#### What is required:
Each line of the material below should be reproduced exactly.

#### Task material:

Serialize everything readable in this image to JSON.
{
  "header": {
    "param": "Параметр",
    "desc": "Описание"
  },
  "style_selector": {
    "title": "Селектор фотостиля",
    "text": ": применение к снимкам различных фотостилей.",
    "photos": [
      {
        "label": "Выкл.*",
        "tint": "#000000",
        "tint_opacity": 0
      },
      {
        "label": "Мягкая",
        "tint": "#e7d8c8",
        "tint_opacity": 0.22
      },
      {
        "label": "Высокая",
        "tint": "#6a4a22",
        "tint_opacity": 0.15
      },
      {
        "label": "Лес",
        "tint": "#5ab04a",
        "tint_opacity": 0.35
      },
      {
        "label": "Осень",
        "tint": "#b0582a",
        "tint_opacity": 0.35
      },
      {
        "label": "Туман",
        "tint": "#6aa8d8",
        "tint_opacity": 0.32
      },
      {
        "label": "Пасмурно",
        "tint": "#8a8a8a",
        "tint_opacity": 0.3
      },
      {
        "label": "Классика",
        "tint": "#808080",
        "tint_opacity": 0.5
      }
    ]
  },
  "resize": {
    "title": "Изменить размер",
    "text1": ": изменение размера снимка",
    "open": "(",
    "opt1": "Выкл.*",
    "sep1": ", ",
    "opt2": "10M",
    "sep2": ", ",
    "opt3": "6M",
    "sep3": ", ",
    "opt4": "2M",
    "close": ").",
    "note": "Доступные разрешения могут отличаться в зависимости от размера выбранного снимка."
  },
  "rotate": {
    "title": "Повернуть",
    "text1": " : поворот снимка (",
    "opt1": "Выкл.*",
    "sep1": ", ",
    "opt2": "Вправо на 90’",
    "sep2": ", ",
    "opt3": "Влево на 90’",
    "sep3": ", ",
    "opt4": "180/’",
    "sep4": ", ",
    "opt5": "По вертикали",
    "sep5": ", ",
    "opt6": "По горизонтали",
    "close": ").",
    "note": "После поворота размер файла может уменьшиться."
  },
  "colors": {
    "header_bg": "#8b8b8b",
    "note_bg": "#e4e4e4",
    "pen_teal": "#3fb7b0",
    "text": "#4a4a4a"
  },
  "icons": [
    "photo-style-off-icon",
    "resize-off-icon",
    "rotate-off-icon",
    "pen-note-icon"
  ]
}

#### The answer:
Serialize everything readable in this image to JSON.
{
  "header": {
    "param": "Параметр",
    "desc": "Описание"
  },
  "style_selector": {
    "title": "Селектор фотостиля",
    "text": ": применение к снимкам различных фотостилей.",
    "photos": [
      {
        "label": "Выкл.*",
        "tint": "#000000",
        "tint_opacity": 0
      },
      {
        "label": "Мягкая",
        "tint": "#e7d8c8",
        "tint_opacity": 0.22
      },
      {
        "label": "Высокая",
        "tint": "#6a4a22",
        "tint_opacity": 0.15
      },
      {
        "label": "Лес",
        "tint": "#5ab04a",
        "tint_opacity": 0.35
      },
      {
        "label": "Осень",
        "tint": "#b0582a",
        "tint_opacity": 0.35
      },
      {
        "label": "Туман",
        "tint": "#6aa8d8",
        "tint_opacity": 0.32
      },
      {
        "label": "Пасмурно",
        "tint": "#8a8a8a",
        "tint_opacity": 0.3
      },
      {
        "label": "Классика",
        "tint": "#808080",
        "tint_opacity": 0.5
      }
    ]
  },
  "resize": {
    "title": "Изменить размер",
    "text1": ": изменение размера снимка",
    "open": "(",
    "opt1": "Выкл.*",
    "sep1": ", ",
    "opt2": "10M",
    "sep2": ", ",
    "opt3": "6M",
    "sep3": ", ",
    "opt4": "2M",
    "close": ").",
    "note": "Доступные разрешения могут отличаться в зависимости от размера выбранного снимка."
  },
  "rotate": {
    "title": "Повернуть",
    "text1": " : поворот снимка (",
    "opt1": "Выкл.*",
    "sep1": ", ",
    "opt2": "Вправо на 90’",
    "sep2": ", ",
    "opt3": "Влево на 90’",
    "sep3": ", ",
    "opt4": "180/’",
    "sep4": ", ",
    "opt5": "По вертикали",
    "sep5": ", ",
    "opt6": "По горизонтали",
    "close": ").",
    "note": "После поворота размер файла может уменьшиться."
  },
  "colors": {
    "header_bg": "#8b8b8b",
    "note_bg": "#e4e4e4",
    "pen_teal": "#3fb7b0",
    "text": "#4a4a4a"
  },
  "icons": [
    "photo-style-off-icon",
    "resize-off-icon",
    "rotate-off-icon",
    "pen-note-icon"
  ]
}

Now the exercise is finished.